"""

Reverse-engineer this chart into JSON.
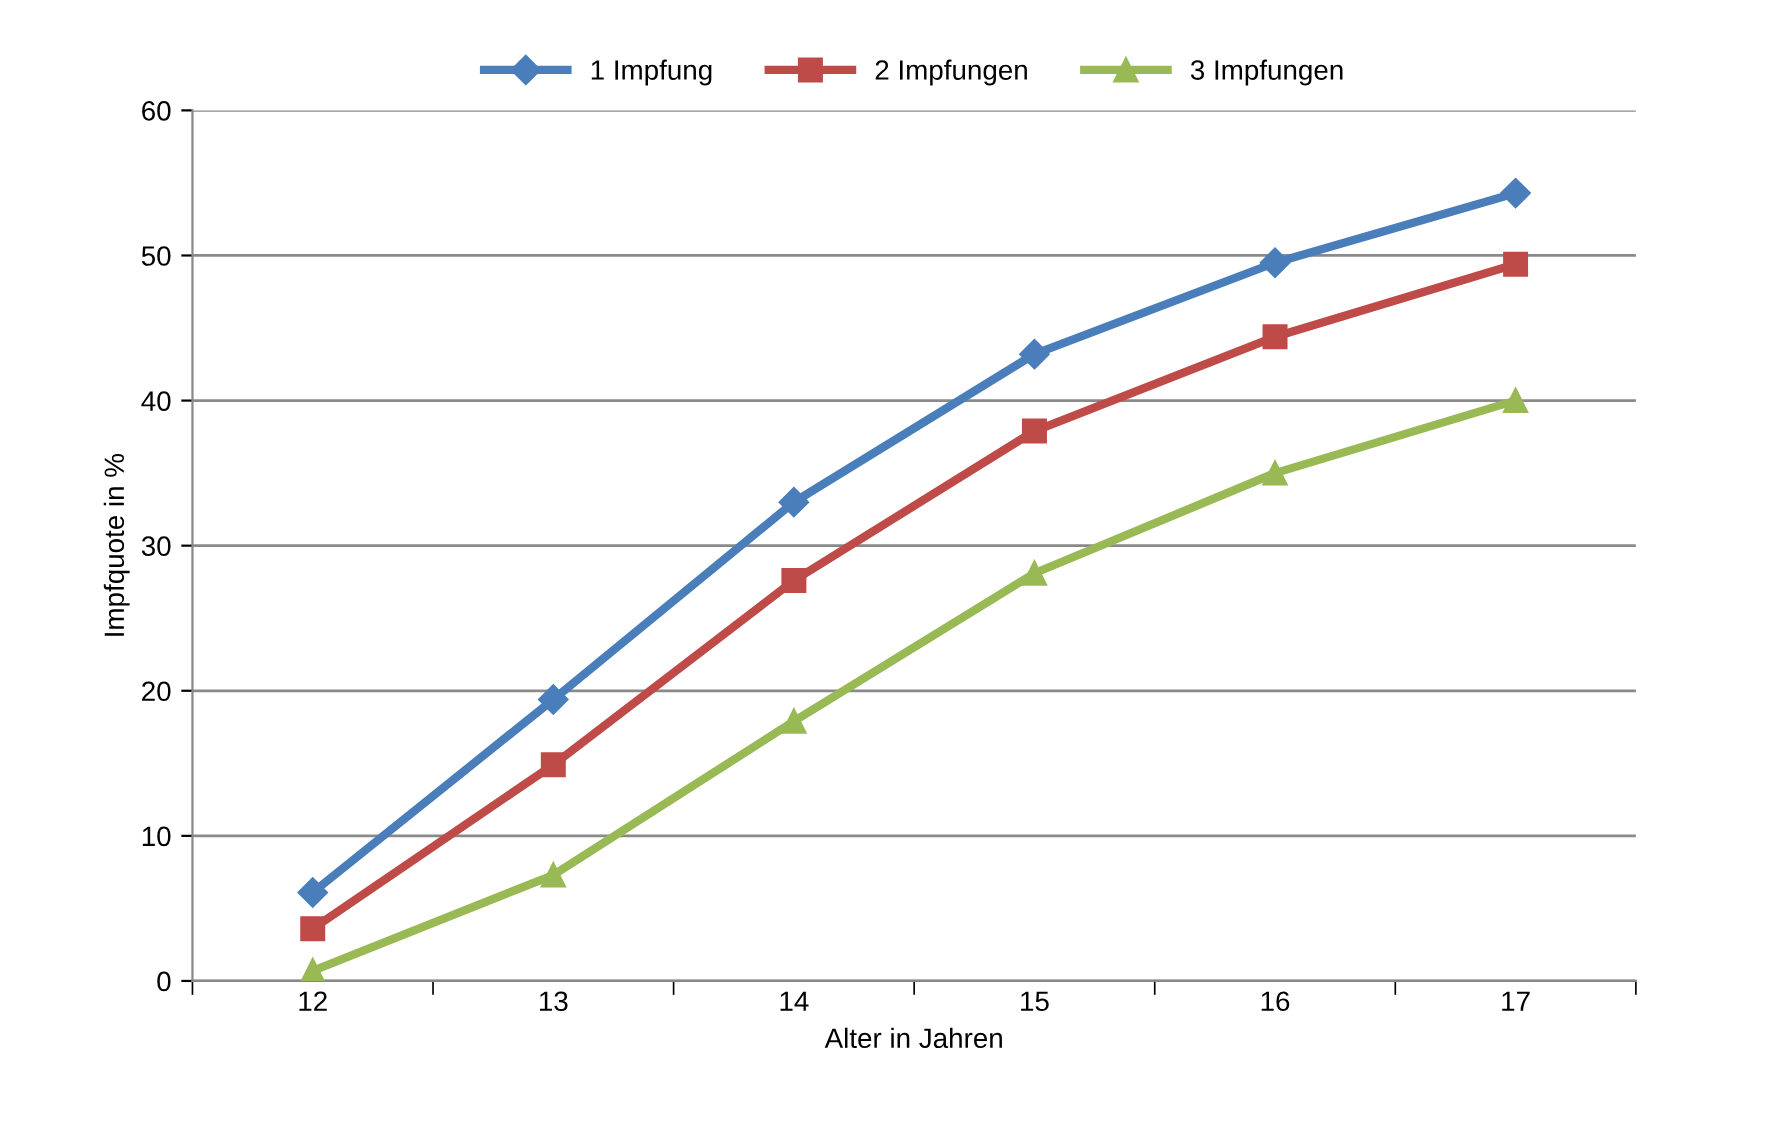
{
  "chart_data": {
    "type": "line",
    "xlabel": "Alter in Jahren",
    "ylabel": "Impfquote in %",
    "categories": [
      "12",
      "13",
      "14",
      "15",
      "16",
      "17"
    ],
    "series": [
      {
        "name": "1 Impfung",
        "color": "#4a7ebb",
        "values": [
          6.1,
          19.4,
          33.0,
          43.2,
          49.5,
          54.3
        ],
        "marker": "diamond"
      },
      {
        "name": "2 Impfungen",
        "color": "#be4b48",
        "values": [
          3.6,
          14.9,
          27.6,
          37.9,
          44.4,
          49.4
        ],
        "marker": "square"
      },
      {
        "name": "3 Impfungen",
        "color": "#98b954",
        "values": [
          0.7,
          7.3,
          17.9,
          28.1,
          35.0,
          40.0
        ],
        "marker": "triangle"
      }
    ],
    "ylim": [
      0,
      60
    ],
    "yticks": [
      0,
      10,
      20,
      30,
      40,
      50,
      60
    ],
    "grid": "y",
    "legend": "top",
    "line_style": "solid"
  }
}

"""

Collect each line containing the string "name".

RESULT ->
        "name": "1 Impfung",
        "name": "2 Impfungen",
        "name": "3 Impfungen",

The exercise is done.